→ **Task to carry out**
Repeat the entries that follow verbatim, without any of their pictures.
--- start Entries provided ---
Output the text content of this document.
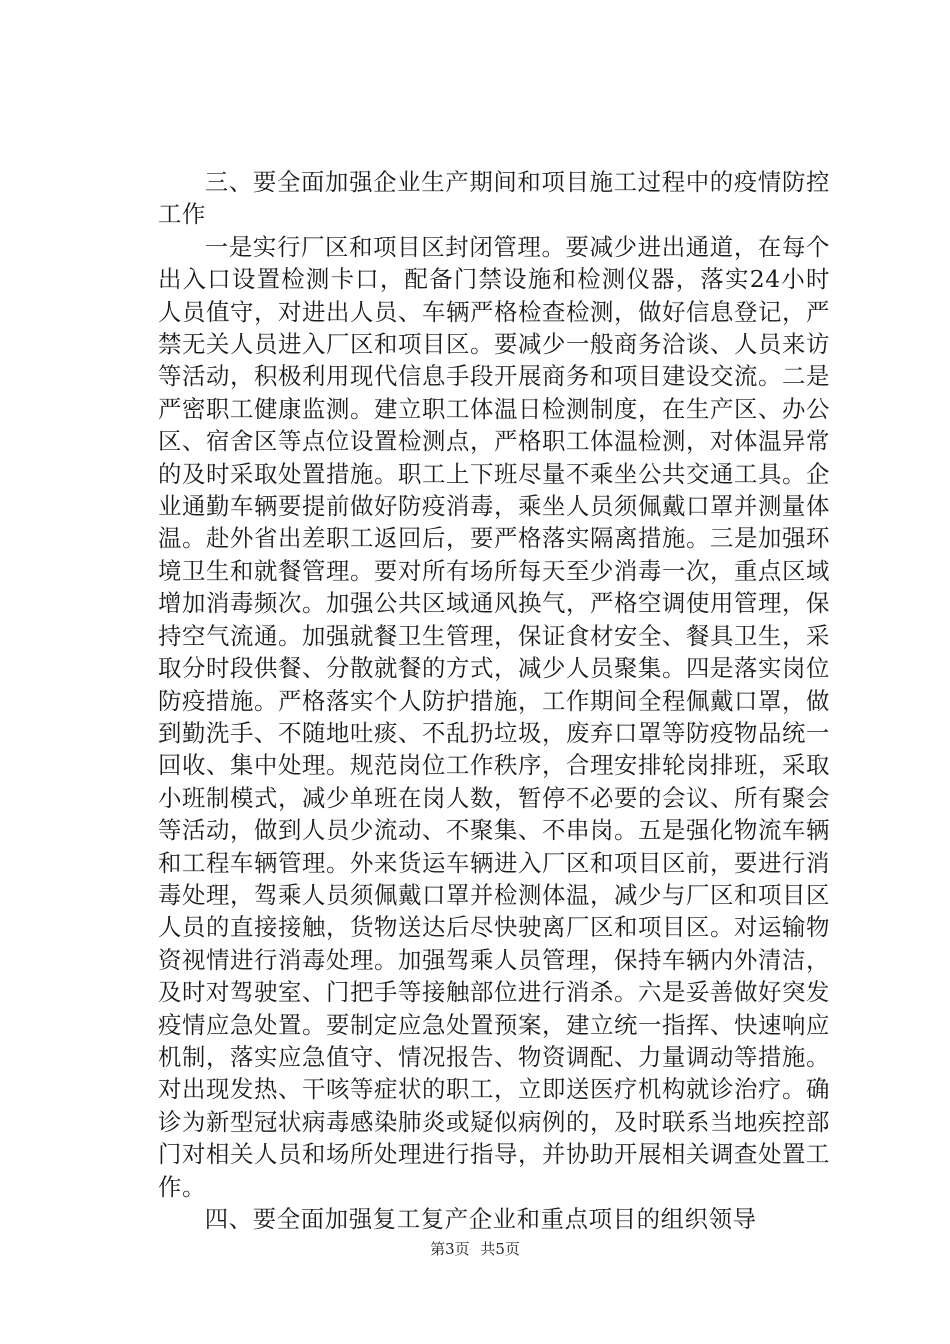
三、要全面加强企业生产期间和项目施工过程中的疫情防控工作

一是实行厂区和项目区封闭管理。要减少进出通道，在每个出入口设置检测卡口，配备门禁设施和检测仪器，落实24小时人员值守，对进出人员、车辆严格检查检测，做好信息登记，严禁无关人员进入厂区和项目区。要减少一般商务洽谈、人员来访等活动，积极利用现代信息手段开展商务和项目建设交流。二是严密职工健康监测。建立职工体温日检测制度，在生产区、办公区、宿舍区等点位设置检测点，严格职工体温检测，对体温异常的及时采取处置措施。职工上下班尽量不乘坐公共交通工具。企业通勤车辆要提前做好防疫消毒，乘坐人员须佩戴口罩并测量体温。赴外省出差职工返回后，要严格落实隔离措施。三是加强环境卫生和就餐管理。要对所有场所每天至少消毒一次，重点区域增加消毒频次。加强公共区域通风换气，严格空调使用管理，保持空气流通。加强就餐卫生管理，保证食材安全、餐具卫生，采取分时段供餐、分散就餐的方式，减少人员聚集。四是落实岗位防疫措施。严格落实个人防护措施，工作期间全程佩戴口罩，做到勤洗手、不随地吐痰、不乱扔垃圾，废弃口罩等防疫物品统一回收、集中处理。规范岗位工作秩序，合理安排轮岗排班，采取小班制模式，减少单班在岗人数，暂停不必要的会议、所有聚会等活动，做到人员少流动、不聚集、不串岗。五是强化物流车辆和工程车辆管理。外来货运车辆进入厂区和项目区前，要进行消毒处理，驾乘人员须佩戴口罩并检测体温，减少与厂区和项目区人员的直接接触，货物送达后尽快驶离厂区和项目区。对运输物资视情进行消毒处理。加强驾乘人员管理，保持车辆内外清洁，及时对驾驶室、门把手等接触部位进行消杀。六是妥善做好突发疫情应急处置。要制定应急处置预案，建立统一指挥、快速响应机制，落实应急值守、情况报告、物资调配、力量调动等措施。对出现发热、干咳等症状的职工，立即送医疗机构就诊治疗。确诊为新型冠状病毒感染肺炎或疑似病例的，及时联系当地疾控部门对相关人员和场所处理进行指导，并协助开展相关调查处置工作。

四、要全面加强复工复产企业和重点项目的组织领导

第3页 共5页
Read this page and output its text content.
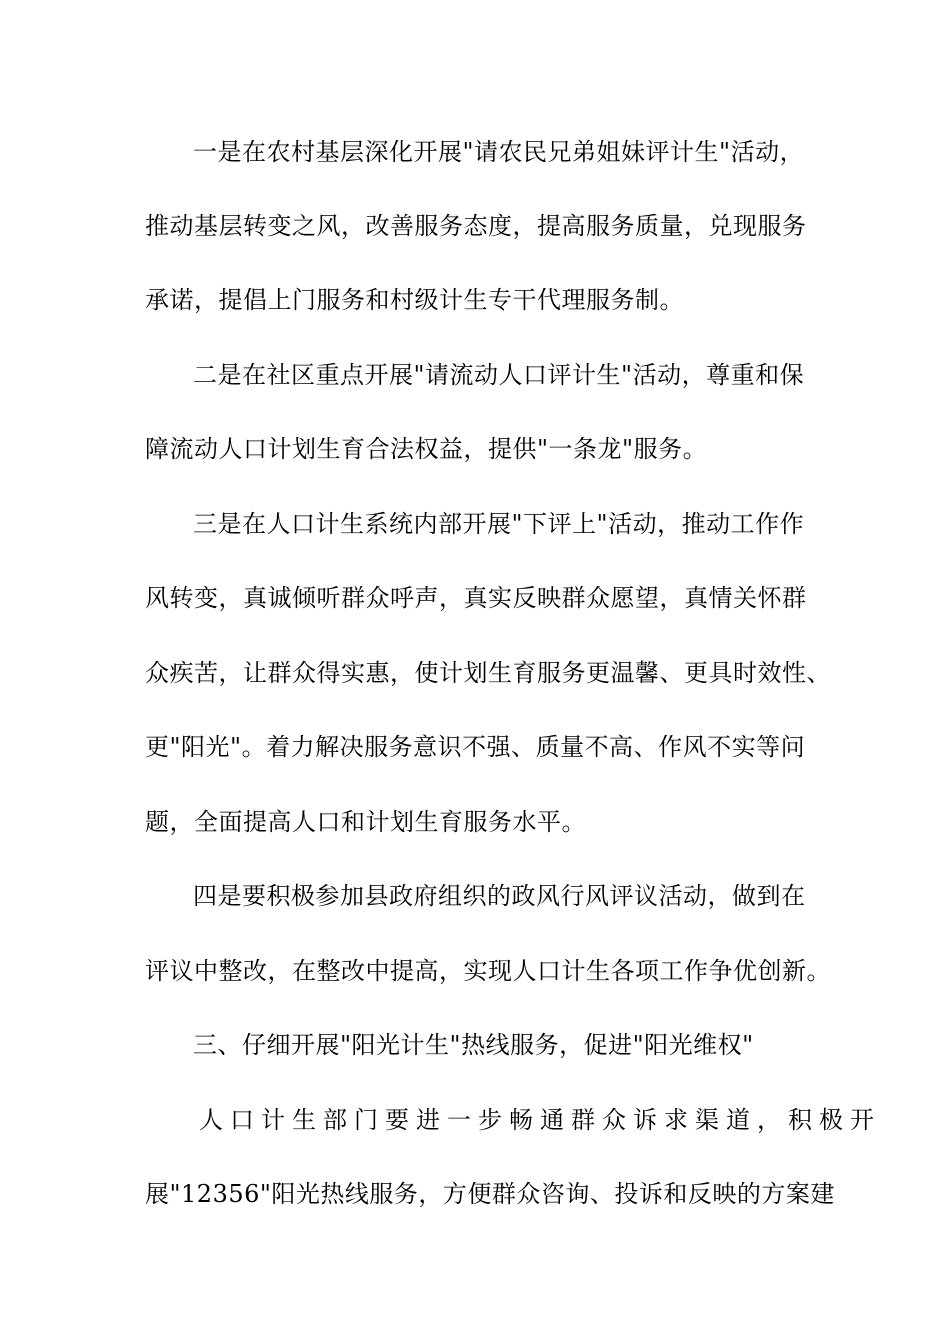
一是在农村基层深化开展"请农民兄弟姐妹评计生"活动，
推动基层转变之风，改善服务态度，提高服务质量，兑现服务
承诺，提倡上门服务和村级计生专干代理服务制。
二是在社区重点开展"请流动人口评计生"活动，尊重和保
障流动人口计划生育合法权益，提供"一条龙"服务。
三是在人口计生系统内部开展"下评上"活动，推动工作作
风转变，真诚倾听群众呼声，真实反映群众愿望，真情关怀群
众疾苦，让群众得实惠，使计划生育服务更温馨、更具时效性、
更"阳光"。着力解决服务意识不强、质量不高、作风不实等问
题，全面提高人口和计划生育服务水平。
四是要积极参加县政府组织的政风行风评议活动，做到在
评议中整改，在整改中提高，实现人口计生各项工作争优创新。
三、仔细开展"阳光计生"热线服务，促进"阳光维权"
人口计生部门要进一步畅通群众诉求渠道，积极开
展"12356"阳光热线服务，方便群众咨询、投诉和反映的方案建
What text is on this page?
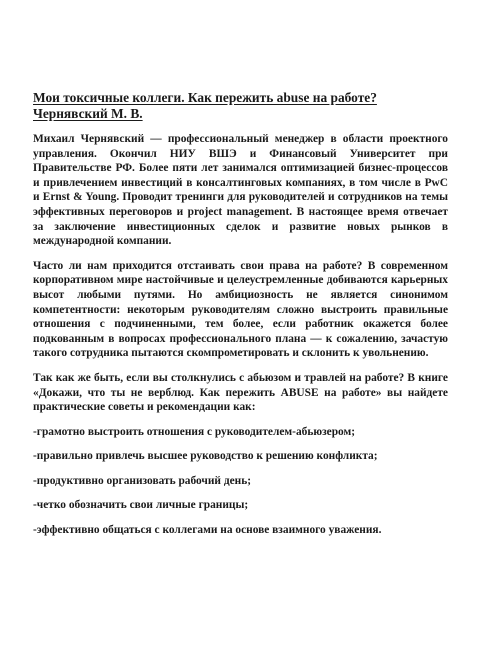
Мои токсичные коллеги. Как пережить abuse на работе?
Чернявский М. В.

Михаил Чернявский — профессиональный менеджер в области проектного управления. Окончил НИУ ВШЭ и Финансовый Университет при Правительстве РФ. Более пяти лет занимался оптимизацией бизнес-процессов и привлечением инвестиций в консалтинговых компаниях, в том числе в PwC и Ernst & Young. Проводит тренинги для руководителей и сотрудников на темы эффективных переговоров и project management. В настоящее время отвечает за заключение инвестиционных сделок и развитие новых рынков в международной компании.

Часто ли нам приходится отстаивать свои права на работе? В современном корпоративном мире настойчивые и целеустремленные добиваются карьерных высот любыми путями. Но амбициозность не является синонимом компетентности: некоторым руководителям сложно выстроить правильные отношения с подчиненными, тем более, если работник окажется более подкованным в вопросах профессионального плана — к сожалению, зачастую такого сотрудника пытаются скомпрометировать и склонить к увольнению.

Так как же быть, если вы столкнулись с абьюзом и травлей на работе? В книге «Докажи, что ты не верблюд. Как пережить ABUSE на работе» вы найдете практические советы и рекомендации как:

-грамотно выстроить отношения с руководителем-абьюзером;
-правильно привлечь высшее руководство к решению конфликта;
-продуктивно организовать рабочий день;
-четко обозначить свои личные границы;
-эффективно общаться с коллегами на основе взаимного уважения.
--- end Entries provided ---
→ **Exercise output**
Output the text content of this document.
三、要全面加强企业生产期间和项目施工过程中的疫情防控工作

一是实行厂区和项目区封闭管理。要减少进出通道，在每个出入口设置检测卡口，配备门禁设施和检测仪器，落实24小时人员值守，对进出人员、车辆严格检查检测，做好信息登记，严禁无关人员进入厂区和项目区。要减少一般商务洽谈、人员来访等活动，积极利用现代信息手段开展商务和项目建设交流。二是严密职工健康监测。建立职工体温日检测制度，在生产区、办公区、宿舍区等点位设置检测点，严格职工体温检测，对体温异常的及时采取处置措施。职工上下班尽量不乘坐公共交通工具。企业通勤车辆要提前做好防疫消毒，乘坐人员须佩戴口罩并测量体温。赴外省出差职工返回后，要严格落实隔离措施。三是加强环境卫生和就餐管理。要对所有场所每天至少消毒一次，重点区域增加消毒频次。加强公共区域通风换气，严格空调使用管理，保持空气流通。加强就餐卫生管理，保证食材安全、餐具卫生，采取分时段供餐、分散就餐的方式，减少人员聚集。四是落实岗位防疫措施。严格落实个人防护措施，工作期间全程佩戴口罩，做到勤洗手、不随地吐痰、不乱扔垃圾，废弃口罩等防疫物品统一回收、集中处理。规范岗位工作秩序，合理安排轮岗排班，采取小班制模式，减少单班在岗人数，暂停不必要的会议、所有聚会等活动，做到人员少流动、不聚集、不串岗。五是强化物流车辆和工程车辆管理。外来货运车辆进入厂区和项目区前，要进行消毒处理，驾乘人员须佩戴口罩并检测体温，减少与厂区和项目区人员的直接接触，货物送达后尽快驶离厂区和项目区。对运输物资视情进行消毒处理。加强驾乘人员管理，保持车辆内外清洁，及时对驾驶室、门把手等接触部位进行消杀。六是妥善做好突发疫情应急处置。要制定应急处置预案，建立统一指挥、快速响应机制，落实应急值守、情况报告、物资调配、力量调动等措施。对出现发热、干咳等症状的职工，立即送医疗机构就诊治疗。确诊为新型冠状病毒感染肺炎或疑似病例的，及时联系当地疾控部门对相关人员和场所处理进行指导，并协助开展相关调查处置工作。

四、要全面加强复工复产企业和重点项目的组织领导

第3页 共5页
Read this page and output its text content.
一是在农村基层深化开展"请农民兄弟姐妹评计生"活动，
推动基层转变之风，改善服务态度，提高服务质量，兑现服务
承诺，提倡上门服务和村级计生专干代理服务制。
二是在社区重点开展"请流动人口评计生"活动，尊重和保
障流动人口计划生育合法权益，提供"一条龙"服务。
三是在人口计生系统内部开展"下评上"活动，推动工作作
风转变，真诚倾听群众呼声，真实反映群众愿望，真情关怀群
众疾苦，让群众得实惠，使计划生育服务更温馨、更具时效性、
更"阳光"。着力解决服务意识不强、质量不高、作风不实等问
题，全面提高人口和计划生育服务水平。
四是要积极参加县政府组织的政风行风评议活动，做到在
评议中整改，在整改中提高，实现人口计生各项工作争优创新。
三、仔细开展"阳光计生"热线服务，促进"阳光维权"
人口计生部门要进一步畅通群众诉求渠道，积极开
展"12356"阳光热线服务，方便群众咨询、投诉和反映的方案建
What text is on this page?
Мои токсичные коллеги. Как пережить abuse на работе?
Чернявский М. В.

Михаил Чернявский — профессиональный менеджер в области проектного управления. Окончил НИУ ВШЭ и Финансовый Университет при Правительстве РФ. Более пяти лет занимался оптимизацией бизнес-процессов и привлечением инвестиций в консалтинговых компаниях, в том числе в PwC и Ernst & Young. Проводит тренинги для руководителей и сотрудников на темы эффективных переговоров и project management. В настоящее время отвечает за заключение инвестиционных сделок и развитие новых рынков в международной компании.

Часто ли нам приходится отстаивать свои права на работе? В современном корпоративном мире настойчивые и целеустремленные добиваются карьерных высот любыми путями. Но амбициозность не является синонимом компетентности: некоторым руководителям сложно выстроить правильные отношения с подчиненными, тем более, если работник окажется более подкованным в вопросах профессионального плана — к сожалению, зачастую такого сотрудника пытаются скомпрометировать и склонить к увольнению.

Так как же быть, если вы столкнулись с абьюзом и травлей на работе? В книге «Докажи, что ты не верблюд. Как пережить ABUSE на работе» вы найдете практические советы и рекомендации как:

-грамотно выстроить отношения с руководителем-абьюзером;
-правильно привлечь высшее руководство к решению конфликта;
-продуктивно организовать рабочий день;
-четко обозначить свои личные границы;
-эффективно общаться с коллегами на основе взаимного уважения.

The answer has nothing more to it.